[Start]

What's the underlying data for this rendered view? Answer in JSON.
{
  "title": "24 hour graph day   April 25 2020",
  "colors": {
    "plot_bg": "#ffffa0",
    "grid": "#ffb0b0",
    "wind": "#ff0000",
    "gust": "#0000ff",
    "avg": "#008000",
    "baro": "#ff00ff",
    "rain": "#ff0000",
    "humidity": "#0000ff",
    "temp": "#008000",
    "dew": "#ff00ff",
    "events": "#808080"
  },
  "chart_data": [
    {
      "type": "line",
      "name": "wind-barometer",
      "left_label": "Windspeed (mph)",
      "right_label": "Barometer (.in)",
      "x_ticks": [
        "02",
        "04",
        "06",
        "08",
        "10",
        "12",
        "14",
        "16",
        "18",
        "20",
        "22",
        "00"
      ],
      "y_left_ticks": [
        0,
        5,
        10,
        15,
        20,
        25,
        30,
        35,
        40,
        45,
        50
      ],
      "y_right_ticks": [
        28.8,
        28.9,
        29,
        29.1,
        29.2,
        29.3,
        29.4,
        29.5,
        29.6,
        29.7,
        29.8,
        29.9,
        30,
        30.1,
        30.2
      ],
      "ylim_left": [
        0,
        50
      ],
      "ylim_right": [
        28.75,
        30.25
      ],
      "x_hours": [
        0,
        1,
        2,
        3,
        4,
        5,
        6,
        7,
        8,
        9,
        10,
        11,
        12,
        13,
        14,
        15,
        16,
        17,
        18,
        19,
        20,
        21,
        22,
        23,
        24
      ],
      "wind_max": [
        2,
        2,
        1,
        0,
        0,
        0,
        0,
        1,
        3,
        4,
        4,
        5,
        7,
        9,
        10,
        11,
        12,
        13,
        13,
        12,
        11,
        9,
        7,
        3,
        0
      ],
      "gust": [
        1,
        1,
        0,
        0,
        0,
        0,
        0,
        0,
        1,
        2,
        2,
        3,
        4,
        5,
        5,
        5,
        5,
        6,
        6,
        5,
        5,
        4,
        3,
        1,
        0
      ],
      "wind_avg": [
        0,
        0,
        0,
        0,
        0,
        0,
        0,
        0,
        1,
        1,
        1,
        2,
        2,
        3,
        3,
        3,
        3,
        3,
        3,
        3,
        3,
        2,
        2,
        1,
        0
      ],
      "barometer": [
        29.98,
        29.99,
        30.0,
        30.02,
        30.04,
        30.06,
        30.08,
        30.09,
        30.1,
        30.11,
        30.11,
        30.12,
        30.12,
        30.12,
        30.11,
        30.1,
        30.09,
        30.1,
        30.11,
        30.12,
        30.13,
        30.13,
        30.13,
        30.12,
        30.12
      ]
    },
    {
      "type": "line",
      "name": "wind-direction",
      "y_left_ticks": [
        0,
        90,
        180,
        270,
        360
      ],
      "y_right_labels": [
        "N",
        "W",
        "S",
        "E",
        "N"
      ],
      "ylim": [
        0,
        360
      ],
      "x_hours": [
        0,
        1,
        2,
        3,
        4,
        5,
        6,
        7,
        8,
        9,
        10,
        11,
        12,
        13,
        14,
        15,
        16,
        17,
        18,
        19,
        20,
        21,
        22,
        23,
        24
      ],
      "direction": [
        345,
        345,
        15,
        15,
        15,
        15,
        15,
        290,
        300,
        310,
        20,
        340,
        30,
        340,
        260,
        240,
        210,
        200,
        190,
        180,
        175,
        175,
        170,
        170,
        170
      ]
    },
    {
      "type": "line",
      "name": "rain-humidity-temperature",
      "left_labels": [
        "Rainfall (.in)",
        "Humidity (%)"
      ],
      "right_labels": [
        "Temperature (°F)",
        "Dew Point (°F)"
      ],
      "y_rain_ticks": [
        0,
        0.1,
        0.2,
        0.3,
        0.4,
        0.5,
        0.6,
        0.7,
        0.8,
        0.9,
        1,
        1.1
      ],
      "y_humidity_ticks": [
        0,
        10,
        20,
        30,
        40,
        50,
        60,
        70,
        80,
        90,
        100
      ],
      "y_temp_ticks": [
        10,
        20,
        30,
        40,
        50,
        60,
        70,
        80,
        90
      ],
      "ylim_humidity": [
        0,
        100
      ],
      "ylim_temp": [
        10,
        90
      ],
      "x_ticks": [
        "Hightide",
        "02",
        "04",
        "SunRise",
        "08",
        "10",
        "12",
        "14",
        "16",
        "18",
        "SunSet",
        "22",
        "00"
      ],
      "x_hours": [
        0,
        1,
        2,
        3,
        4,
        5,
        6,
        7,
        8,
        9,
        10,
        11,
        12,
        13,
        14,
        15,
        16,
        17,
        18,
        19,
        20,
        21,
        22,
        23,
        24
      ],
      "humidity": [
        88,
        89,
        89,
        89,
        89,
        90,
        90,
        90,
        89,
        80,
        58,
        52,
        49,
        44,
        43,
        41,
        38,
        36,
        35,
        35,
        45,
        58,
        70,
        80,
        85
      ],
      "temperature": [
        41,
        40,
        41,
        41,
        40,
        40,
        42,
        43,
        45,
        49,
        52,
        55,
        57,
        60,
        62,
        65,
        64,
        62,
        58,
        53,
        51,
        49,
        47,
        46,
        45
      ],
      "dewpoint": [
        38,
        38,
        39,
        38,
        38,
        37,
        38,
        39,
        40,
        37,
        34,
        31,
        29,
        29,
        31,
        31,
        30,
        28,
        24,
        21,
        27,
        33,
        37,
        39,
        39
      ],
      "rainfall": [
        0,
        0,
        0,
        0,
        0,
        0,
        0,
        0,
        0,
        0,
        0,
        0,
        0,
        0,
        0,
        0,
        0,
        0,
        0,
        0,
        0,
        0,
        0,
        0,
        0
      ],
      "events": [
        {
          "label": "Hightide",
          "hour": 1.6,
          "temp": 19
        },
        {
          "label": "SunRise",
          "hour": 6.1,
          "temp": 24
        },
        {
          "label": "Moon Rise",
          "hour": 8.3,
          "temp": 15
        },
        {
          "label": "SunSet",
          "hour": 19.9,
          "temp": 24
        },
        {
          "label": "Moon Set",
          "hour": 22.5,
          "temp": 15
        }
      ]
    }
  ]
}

[End]

## Problem description
Please reproduce all of the entries exactly as they stand.

## Response
What's the underlying data for this rendered view? Answer in JSON.
{
  "title": "24 hour graph day   April 25 2020",
  "colors": {
    "plot_bg": "#ffffa0",
    "grid": "#ffb0b0",
    "wind": "#ff0000",
    "gust": "#0000ff",
    "avg": "#008000",
    "baro": "#ff00ff",
    "rain": "#ff0000",
    "humidity": "#0000ff",
    "temp": "#008000",
    "dew": "#ff00ff",
    "events": "#808080"
  },
  "chart_data": [
    {
      "type": "line",
      "name": "wind-barometer",
      "left_label": "Windspeed (mph)",
      "right_label": "Barometer (.in)",
      "x_ticks": [
        "02",
        "04",
        "06",
        "08",
        "10",
        "12",
        "14",
        "16",
        "18",
        "20",
        "22",
        "00"
      ],
      "y_left_ticks": [
        0,
        5,
        10,
        15,
        20,
        25,
        30,
        35,
        40,
        45,
        50
      ],
      "y_right_ticks": [
        28.8,
        28.9,
        29,
        29.1,
        29.2,
        29.3,
        29.4,
        29.5,
        29.6,
        29.7,
        29.8,
        29.9,
        30,
        30.1,
        30.2
      ],
      "ylim_left": [
        0,
        50
      ],
      "ylim_right": [
        28.75,
        30.25
      ],
      "x_hours": [
        0,
        1,
        2,
        3,
        4,
        5,
        6,
        7,
        8,
        9,
        10,
        11,
        12,
        13,
        14,
        15,
        16,
        17,
        18,
        19,
        20,
        21,
        22,
        23,
        24
      ],
      "wind_max": [
        2,
        2,
        1,
        0,
        0,
        0,
        0,
        1,
        3,
        4,
        4,
        5,
        7,
        9,
        10,
        11,
        12,
        13,
        13,
        12,
        11,
        9,
        7,
        3,
        0
      ],
      "gust": [
        1,
        1,
        0,
        0,
        0,
        0,
        0,
        0,
        1,
        2,
        2,
        3,
        4,
        5,
        5,
        5,
        5,
        6,
        6,
        5,
        5,
        4,
        3,
        1,
        0
      ],
      "wind_avg": [
        0,
        0,
        0,
        0,
        0,
        0,
        0,
        0,
        1,
        1,
        1,
        2,
        2,
        3,
        3,
        3,
        3,
        3,
        3,
        3,
        3,
        2,
        2,
        1,
        0
      ],
      "barometer": [
        29.98,
        29.99,
        30.0,
        30.02,
        30.04,
        30.06,
        30.08,
        30.09,
        30.1,
        30.11,
        30.11,
        30.12,
        30.12,
        30.12,
        30.11,
        30.1,
        30.09,
        30.1,
        30.11,
        30.12,
        30.13,
        30.13,
        30.13,
        30.12,
        30.12
      ]
    },
    {
      "type": "line",
      "name": "wind-direction",
      "y_left_ticks": [
        0,
        90,
        180,
        270,
        360
      ],
      "y_right_labels": [
        "N",
        "W",
        "S",
        "E",
        "N"
      ],
      "ylim": [
        0,
        360
      ],
      "x_hours": [
        0,
        1,
        2,
        3,
        4,
        5,
        6,
        7,
        8,
        9,
        10,
        11,
        12,
        13,
        14,
        15,
        16,
        17,
        18,
        19,
        20,
        21,
        22,
        23,
        24
      ],
      "direction": [
        345,
        345,
        15,
        15,
        15,
        15,
        15,
        290,
        300,
        310,
        20,
        340,
        30,
        340,
        260,
        240,
        210,
        200,
        190,
        180,
        175,
        175,
        170,
        170,
        170
      ]
    },
    {
      "type": "line",
      "name": "rain-humidity-temperature",
      "left_labels": [
        "Rainfall (.in)",
        "Humidity (%)"
      ],
      "right_labels": [
        "Temperature (°F)",
        "Dew Point (°F)"
      ],
      "y_rain_ticks": [
        0,
        0.1,
        0.2,
        0.3,
        0.4,
        0.5,
        0.6,
        0.7,
        0.8,
        0.9,
        1,
        1.1
      ],
      "y_humidity_ticks": [
        0,
        10,
        20,
        30,
        40,
        50,
        60,
        70,
        80,
        90,
        100
      ],
      "y_temp_ticks": [
        10,
        20,
        30,
        40,
        50,
        60,
        70,
        80,
        90
      ],
      "ylim_humidity": [
        0,
        100
      ],
      "ylim_temp": [
        10,
        90
      ],
      "x_ticks": [
        "Hightide",
        "02",
        "04",
        "SunRise",
        "08",
        "10",
        "12",
        "14",
        "16",
        "18",
        "SunSet",
        "22",
        "00"
      ],
      "x_hours": [
        0,
        1,
        2,
        3,
        4,
        5,
        6,
        7,
        8,
        9,
        10,
        11,
        12,
        13,
        14,
        15,
        16,
        17,
        18,
        19,
        20,
        21,
        22,
        23,
        24
      ],
      "humidity": [
        88,
        89,
        89,
        89,
        89,
        90,
        90,
        90,
        89,
        80,
        58,
        52,
        49,
        44,
        43,
        41,
        38,
        36,
        35,
        35,
        45,
        58,
        70,
        80,
        85
      ],
      "temperature": [
        41,
        40,
        41,
        41,
        40,
        40,
        42,
        43,
        45,
        49,
        52,
        55,
        57,
        60,
        62,
        65,
        64,
        62,
        58,
        53,
        51,
        49,
        47,
        46,
        45
      ],
      "dewpoint": [
        38,
        38,
        39,
        38,
        38,
        37,
        38,
        39,
        40,
        37,
        34,
        31,
        29,
        29,
        31,
        31,
        30,
        28,
        24,
        21,
        27,
        33,
        37,
        39,
        39
      ],
      "rainfall": [
        0,
        0,
        0,
        0,
        0,
        0,
        0,
        0,
        0,
        0,
        0,
        0,
        0,
        0,
        0,
        0,
        0,
        0,
        0,
        0,
        0,
        0,
        0,
        0,
        0
      ],
      "events": [
        {
          "label": "Hightide",
          "hour": 1.6,
          "temp": 19
        },
        {
          "label": "SunRise",
          "hour": 6.1,
          "temp": 24
        },
        {
          "label": "Moon Rise",
          "hour": 8.3,
          "temp": 15
        },
        {
          "label": "SunSet",
          "hour": 19.9,
          "temp": 24
        },
        {
          "label": "Moon Set",
          "hour": 22.5,
          "temp": 15
        }
      ]
    }
  ]
}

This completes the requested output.